▽

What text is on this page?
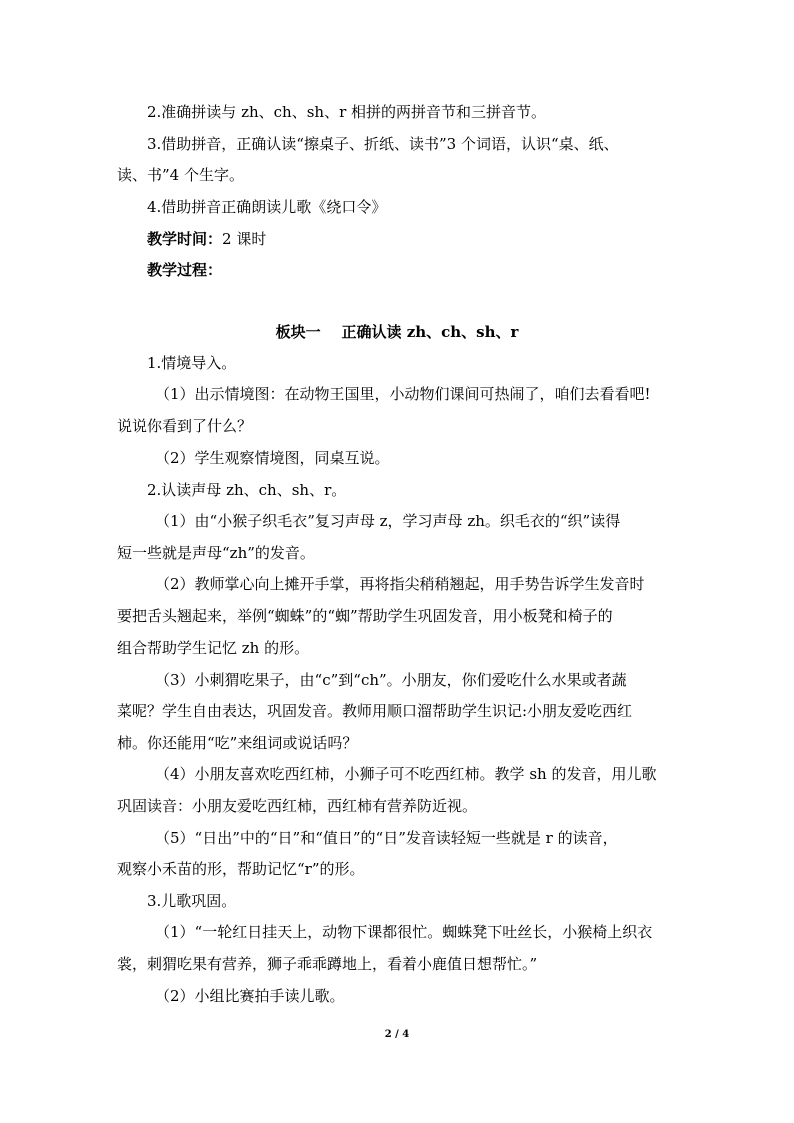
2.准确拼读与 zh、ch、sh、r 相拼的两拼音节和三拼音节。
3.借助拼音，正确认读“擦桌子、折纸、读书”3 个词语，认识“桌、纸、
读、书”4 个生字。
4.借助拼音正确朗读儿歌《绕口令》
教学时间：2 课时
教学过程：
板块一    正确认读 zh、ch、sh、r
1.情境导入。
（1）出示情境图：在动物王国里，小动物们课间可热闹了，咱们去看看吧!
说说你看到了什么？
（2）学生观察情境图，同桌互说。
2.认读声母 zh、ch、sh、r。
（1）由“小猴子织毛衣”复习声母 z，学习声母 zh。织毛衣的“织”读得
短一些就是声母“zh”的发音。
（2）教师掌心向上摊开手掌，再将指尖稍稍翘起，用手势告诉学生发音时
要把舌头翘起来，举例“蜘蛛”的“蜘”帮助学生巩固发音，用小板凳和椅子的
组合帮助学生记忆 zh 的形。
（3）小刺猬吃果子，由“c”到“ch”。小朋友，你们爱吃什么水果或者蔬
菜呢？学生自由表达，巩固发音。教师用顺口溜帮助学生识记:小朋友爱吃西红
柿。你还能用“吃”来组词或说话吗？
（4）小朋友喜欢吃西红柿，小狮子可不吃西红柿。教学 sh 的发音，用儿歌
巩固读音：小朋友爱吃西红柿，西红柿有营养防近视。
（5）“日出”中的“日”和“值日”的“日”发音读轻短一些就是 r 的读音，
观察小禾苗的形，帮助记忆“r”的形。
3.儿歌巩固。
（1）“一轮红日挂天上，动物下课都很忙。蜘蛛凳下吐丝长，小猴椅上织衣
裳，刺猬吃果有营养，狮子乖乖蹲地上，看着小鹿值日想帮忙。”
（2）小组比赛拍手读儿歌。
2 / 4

△

(Requirements):
Please write out all the data again word for word, but not the pictures.

(Full response):
What text is on this page?
2.准确拼读与 zh、ch、sh、r 相拼的两拼音节和三拼音节。
3.借助拼音，正确认读“擦桌子、折纸、读书”3 个词语，认识“桌、纸、
读、书”4 个生字。
4.借助拼音正确朗读儿歌《绕口令》
教学时间：2 课时
教学过程：
板块一    正确认读 zh、ch、sh、r
1.情境导入。
（1）出示情境图：在动物王国里，小动物们课间可热闹了，咱们去看看吧!
说说你看到了什么？
（2）学生观察情境图，同桌互说。
2.认读声母 zh、ch、sh、r。
（1）由“小猴子织毛衣”复习声母 z，学习声母 zh。织毛衣的“织”读得
短一些就是声母“zh”的发音。
（2）教师掌心向上摊开手掌，再将指尖稍稍翘起，用手势告诉学生发音时
要把舌头翘起来，举例“蜘蛛”的“蜘”帮助学生巩固发音，用小板凳和椅子的
组合帮助学生记忆 zh 的形。
（3）小刺猬吃果子，由“c”到“ch”。小朋友，你们爱吃什么水果或者蔬
菜呢？学生自由表达，巩固发音。教师用顺口溜帮助学生识记:小朋友爱吃西红
柿。你还能用“吃”来组词或说话吗？
（4）小朋友喜欢吃西红柿，小狮子可不吃西红柿。教学 sh 的发音，用儿歌
巩固读音：小朋友爱吃西红柿，西红柿有营养防近视。
（5）“日出”中的“日”和“值日”的“日”发音读轻短一些就是 r 的读音，
观察小禾苗的形，帮助记忆“r”的形。
3.儿歌巩固。
（1）“一轮红日挂天上，动物下课都很忙。蜘蛛凳下吐丝长，小猴椅上织衣
裳，刺猬吃果有营养，狮子乖乖蹲地上，看着小鹿值日想帮忙。”
（2）小组比赛拍手读儿歌。
2 / 4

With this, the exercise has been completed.